▸ O que se pede
Explique, com base no trecho sobre transtornos fictícios, a que motivo o paciente com predominância de sintomas psicológicos atribui a depressão e as ideias suicidas. Diga também o que o trecho observa sobre esse motivo.

▸ Trecho citado
========

Muitas vezes essas pessoas têm um amplo conhecimento sobre terminologia médica e o trabalho realizado em hospitais. Suas queixas geralmente incluem problemas como a  dor  e a exigência de analgésicos. Quando o médico explora seu desconforto físico e o resultado é negativo, eles começam a reclamar sobre outros problemas físicos e criam mais sintomas fictícios.

As pessoas com transtorno fictício estão muitas vezes sujeitas a múltiplas explorações e intervenções cirúrgicas. Por outro lado, quando elas estão no hospital, geralmente não recebem muitas visitas.

Às vezes, é possível surpreender a pessoa no momento em que seus sintomas fictícios ocorrem. Quando elas percebem que foram pegas mentindo, negam ou saem rapidamente do hospital, mesmo contra a recomendação médica. Frequentemente, são admitidas em outro hospital nesse mesmo dia.

Homem durante consulta médica

Transtornos fictícios com predominância de sinais e sintomas psicológicos

Este subtipo de transtorno fictício é um quadro clínico em que os sinais e sintomas psicológicos predominam. Os principais sintomas consistem na produção intencional ou fingimento de sintomas psicológicos, sugestivos de doença mental. O objetivo aparente do indivíduo é assumir o papel de “paciente”. Por outro lado, não é algo compreensível à luz de suas circunstâncias ambientais (ao contrário do que acontece na simulação).

O transtorno é muitas vezes reconhecido por uma ampla gama de sintomas que muitas vezes não correspondem a um padrão sintomático típico. Estes sintomas têm um curso clínico e uma resposta terapêutica incomum. Eles pioram quando a pessoa está ciente de que é observada. Este tipo de paciente geralmente se queixa de depressão e ideias suicidas devido à morte do cônjuge (que não é confirmada por familiares), perda de memória, alucinações ou delírios, sintomas de transtorno de estresse pós-traumático e sintomas dissociativos.

========

(Dados de reconhecimento da estrutura do documento)
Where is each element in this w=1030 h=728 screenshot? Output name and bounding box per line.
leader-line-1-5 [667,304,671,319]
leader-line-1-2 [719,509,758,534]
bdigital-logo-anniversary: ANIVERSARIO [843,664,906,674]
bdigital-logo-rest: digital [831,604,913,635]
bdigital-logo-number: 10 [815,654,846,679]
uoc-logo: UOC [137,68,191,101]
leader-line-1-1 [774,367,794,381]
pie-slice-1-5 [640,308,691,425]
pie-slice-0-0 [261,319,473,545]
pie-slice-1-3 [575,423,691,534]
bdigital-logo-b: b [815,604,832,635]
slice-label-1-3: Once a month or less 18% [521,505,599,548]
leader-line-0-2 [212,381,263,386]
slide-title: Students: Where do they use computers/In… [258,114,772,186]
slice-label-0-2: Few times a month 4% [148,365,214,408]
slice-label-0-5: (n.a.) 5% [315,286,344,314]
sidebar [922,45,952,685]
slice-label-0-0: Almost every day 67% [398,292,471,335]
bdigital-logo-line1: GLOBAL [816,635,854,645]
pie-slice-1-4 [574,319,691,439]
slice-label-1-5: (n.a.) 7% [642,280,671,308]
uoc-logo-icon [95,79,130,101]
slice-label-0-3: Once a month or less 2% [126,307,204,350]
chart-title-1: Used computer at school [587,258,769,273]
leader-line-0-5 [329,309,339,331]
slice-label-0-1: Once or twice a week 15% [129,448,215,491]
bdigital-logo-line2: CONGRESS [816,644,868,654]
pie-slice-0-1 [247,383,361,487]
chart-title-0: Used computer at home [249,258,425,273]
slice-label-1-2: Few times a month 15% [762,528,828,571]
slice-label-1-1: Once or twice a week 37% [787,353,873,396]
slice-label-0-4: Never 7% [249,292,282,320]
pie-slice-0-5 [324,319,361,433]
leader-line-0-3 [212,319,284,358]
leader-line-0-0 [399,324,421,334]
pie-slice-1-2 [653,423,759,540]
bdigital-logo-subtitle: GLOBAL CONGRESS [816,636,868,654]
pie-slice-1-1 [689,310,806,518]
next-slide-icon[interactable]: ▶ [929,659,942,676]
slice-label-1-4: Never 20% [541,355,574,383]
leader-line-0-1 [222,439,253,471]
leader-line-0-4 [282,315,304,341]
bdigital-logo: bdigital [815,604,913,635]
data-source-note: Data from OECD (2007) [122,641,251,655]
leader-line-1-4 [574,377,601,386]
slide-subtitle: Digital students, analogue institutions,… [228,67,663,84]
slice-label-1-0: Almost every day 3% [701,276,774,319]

========

▸ Resultado do exercício
O paciente atribui a depressão e as ideias suicidas à morte do cônjuge. O trecho observa que essa morte não é confirmada por familiares.